### GIVEN PROBLEM
Copy out each line of the data holding "Code".

### SUPPLIED DATA
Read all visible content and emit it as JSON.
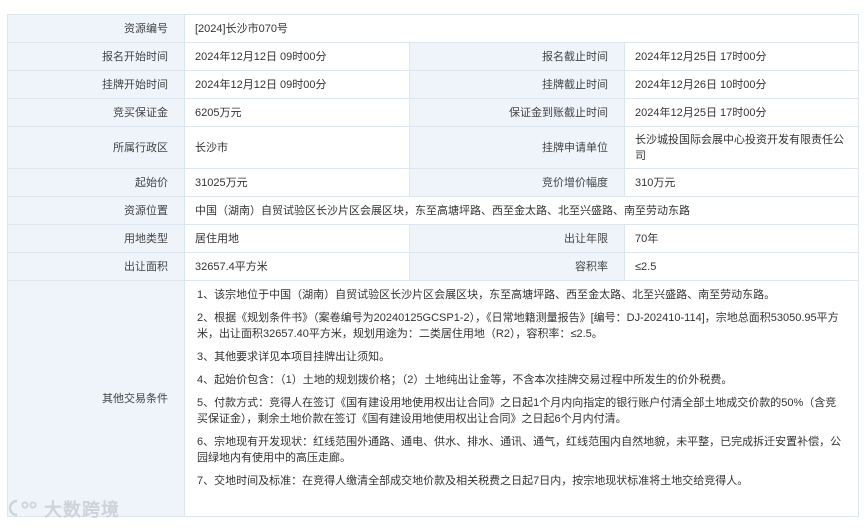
{
  "rows": {
    "parcel_id": {
      "label": "资源编号",
      "value": "[2024]长沙市070号"
    },
    "apply_time": {
      "label1": "报名开始时间",
      "value1": "2024年12月12日 09时00分",
      "label2": "报名截止时间",
      "value2": "2024年12月25日 17时00分"
    },
    "listing_time": {
      "label1": "挂牌开始时间",
      "value1": "2024年12月12日 09时00分",
      "label2": "挂牌截止时间",
      "value2": "2024年12月26日 10时00分"
    },
    "deposit": {
      "label1": "竞买保证金",
      "value1": "6205万元",
      "label2": "保证金到账截止时间",
      "value2": "2024年12月25日 17时00分"
    },
    "district": {
      "label1": "所属行政区",
      "value1": "长沙市",
      "label2": "挂牌申请单位",
      "value2": "长沙城投国际会展中心投资开发有限责任公司"
    },
    "price": {
      "label1": "起始价",
      "value1": "31025万元",
      "label2": "竞价增价幅度",
      "value2": "310万元"
    },
    "location": {
      "label": "资源位置",
      "value": "中国（湖南）自贸试验区长沙片区会展区块，东至高塘坪路、西至金太路、北至兴盛路、南至劳动东路"
    },
    "use": {
      "label1": "用地类型",
      "value1": "居住用地",
      "label2": "出让年限",
      "value2": "70年"
    },
    "area": {
      "label1": "出让面积",
      "value1": "32657.4平方米",
      "label2": "容积率",
      "value2": "≤2.5"
    },
    "other": {
      "label": "其他交易条件",
      "notes": [
        "1、该宗地位于中国（湖南）自贸试验区长沙片区会展区块，东至高塘坪路、西至金太路、北至兴盛路、南至劳动东路。",
        "2、根据《规划条件书》（案卷编号为20240125GCSP1-2），《日常地籍测量报告》[编号：DJ-202410-114]，宗地总面积53050.95平方米，出让面积32657.40平方米，规划用途为：二类居住用地（R2），容积率：≤2.5。",
        "3、其他要求详见本项目挂牌出让须知。",
        "4、起始价包含：（1）土地的规划拨价格；（2）土地纯出让金等，不含本次挂牌交易过程中所发生的价外税费。",
        "5、付款方式：竞得人在签订《国有建设用地使用权出让合同》之日起1个月内向指定的银行账户付清全部土地成交价款的50%（含竞买保证金），剩余土地价款在签订《国有建设用地使用权出让合同》之日起6个月内付清。",
        "6、宗地现有开发现状：红线范围外通路、通电、供水、排水、通讯、通气，红线范围内自然地貌，未平整，已完成拆迁安置补偿，公园绿地内有使用中的高压走廊。",
        "7、交地时间及标准：在竞得人缴清全部成交地价款及相关税费之日起7日内，按宗地现状标准将土地交给竞得人。"
      ]
    }
  },
  "watermark": {
    "text": "大数跨境",
    "icon": "brand-logo-icon"
  },
  "colors": {
    "label_bg": "#eef4fa",
    "border": "#dde5ee",
    "text": "#333333"
  }
}
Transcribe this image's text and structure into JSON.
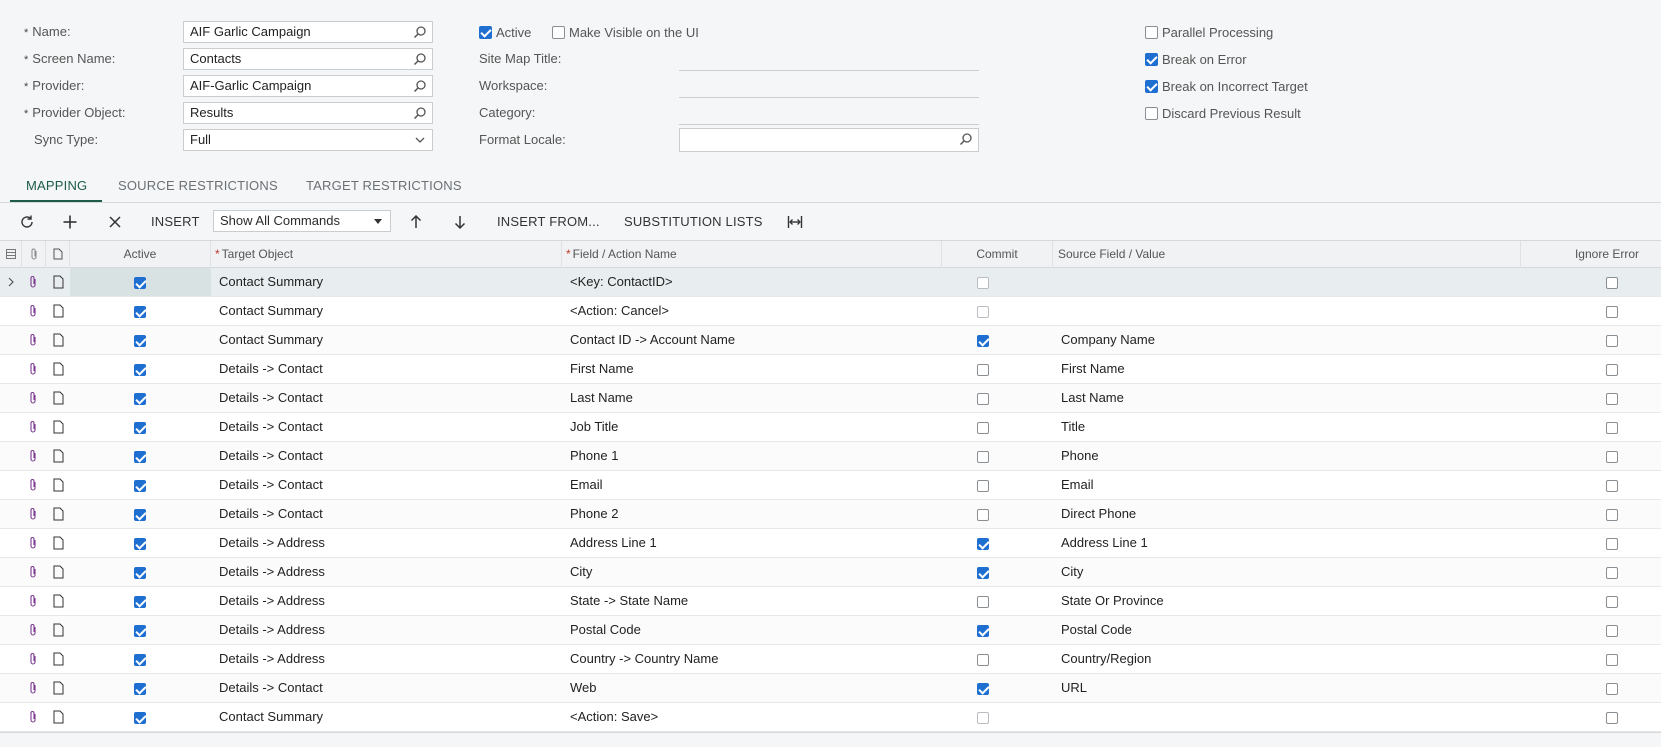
{
  "form": {
    "name": {
      "label": "Name:",
      "value": "AIF Garlic Campaign"
    },
    "screen_name": {
      "label": "Screen Name:",
      "value": "Contacts"
    },
    "provider": {
      "label": "Provider:",
      "value": "AIF-Garlic Campaign"
    },
    "provider_object": {
      "label": "Provider Object:",
      "value": "Results"
    },
    "sync_type": {
      "label": "Sync Type:",
      "value": "Full"
    },
    "active": {
      "label": "Active",
      "checked": true
    },
    "make_visible": {
      "label": "Make Visible on the UI",
      "checked": false
    },
    "site_map_title": {
      "label": "Site Map Title:",
      "value": ""
    },
    "workspace": {
      "label": "Workspace:",
      "value": ""
    },
    "category": {
      "label": "Category:",
      "value": ""
    },
    "format_locale": {
      "label": "Format Locale:",
      "value": ""
    },
    "parallel_processing": {
      "label": "Parallel Processing",
      "checked": false
    },
    "break_on_error": {
      "label": "Break on Error",
      "checked": true
    },
    "break_on_incorrect_target": {
      "label": "Break on Incorrect Target",
      "checked": true
    },
    "discard_previous_result": {
      "label": "Discard Previous Result",
      "checked": false
    }
  },
  "tabs": [
    {
      "label": "MAPPING",
      "active": true
    },
    {
      "label": "SOURCE RESTRICTIONS",
      "active": false
    },
    {
      "label": "TARGET RESTRICTIONS",
      "active": false
    }
  ],
  "toolbar": {
    "insert_label": "INSERT",
    "command_filter": "Show All Commands",
    "insert_from_label": "INSERT FROM...",
    "substitution_lists_label": "SUBSTITUTION LISTS"
  },
  "grid": {
    "columns": {
      "active": "Active",
      "target_object": "Target Object",
      "field_action": "Field / Action Name",
      "commit": "Commit",
      "source_field": "Source Field / Value",
      "ignore_error": "Ignore Error"
    },
    "rows": [
      {
        "active": true,
        "target": "Contact Summary",
        "field": "<Key: ContactID>",
        "commit": false,
        "commit_disabled": true,
        "source": "",
        "ignore": false
      },
      {
        "active": true,
        "target": "Contact Summary",
        "field": "<Action: Cancel>",
        "commit": false,
        "commit_disabled": true,
        "source": "",
        "ignore": false
      },
      {
        "active": true,
        "target": "Contact Summary",
        "field": "Contact ID -> Account Name",
        "commit": true,
        "commit_disabled": false,
        "source": "Company Name",
        "ignore": false
      },
      {
        "active": true,
        "target": "Details -> Contact",
        "field": "First Name",
        "commit": false,
        "commit_disabled": false,
        "source": "First Name",
        "ignore": false
      },
      {
        "active": true,
        "target": "Details -> Contact",
        "field": "Last Name",
        "commit": false,
        "commit_disabled": false,
        "source": "Last Name",
        "ignore": false
      },
      {
        "active": true,
        "target": "Details -> Contact",
        "field": "Job Title",
        "commit": false,
        "commit_disabled": false,
        "source": "Title",
        "ignore": false
      },
      {
        "active": true,
        "target": "Details -> Contact",
        "field": "Phone 1",
        "commit": false,
        "commit_disabled": false,
        "source": "Phone",
        "ignore": false
      },
      {
        "active": true,
        "target": "Details -> Contact",
        "field": "Email",
        "commit": false,
        "commit_disabled": false,
        "source": "Email",
        "ignore": false
      },
      {
        "active": true,
        "target": "Details -> Contact",
        "field": "Phone 2",
        "commit": false,
        "commit_disabled": false,
        "source": "Direct Phone",
        "ignore": false
      },
      {
        "active": true,
        "target": "Details -> Address",
        "field": "Address Line 1",
        "commit": true,
        "commit_disabled": false,
        "source": "Address Line 1",
        "ignore": false
      },
      {
        "active": true,
        "target": "Details -> Address",
        "field": "City",
        "commit": true,
        "commit_disabled": false,
        "source": "City",
        "ignore": false
      },
      {
        "active": true,
        "target": "Details -> Address",
        "field": "State -> State Name",
        "commit": false,
        "commit_disabled": false,
        "source": "State Or Province",
        "ignore": false
      },
      {
        "active": true,
        "target": "Details -> Address",
        "field": "Postal Code",
        "commit": true,
        "commit_disabled": false,
        "source": "Postal Code",
        "ignore": false
      },
      {
        "active": true,
        "target": "Details -> Address",
        "field": "Country -> Country Name",
        "commit": false,
        "commit_disabled": false,
        "source": "Country/Region",
        "ignore": false
      },
      {
        "active": true,
        "target": "Details -> Contact",
        "field": "Web",
        "commit": true,
        "commit_disabled": false,
        "source": "URL",
        "ignore": false
      },
      {
        "active": true,
        "target": "Contact Summary",
        "field": "<Action: Save>",
        "commit": false,
        "commit_disabled": true,
        "source": "",
        "ignore": false
      }
    ]
  }
}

### SOLUTION FOR THIS PROBLEM
        "field": "Postal Code",
        "source": "Postal Code",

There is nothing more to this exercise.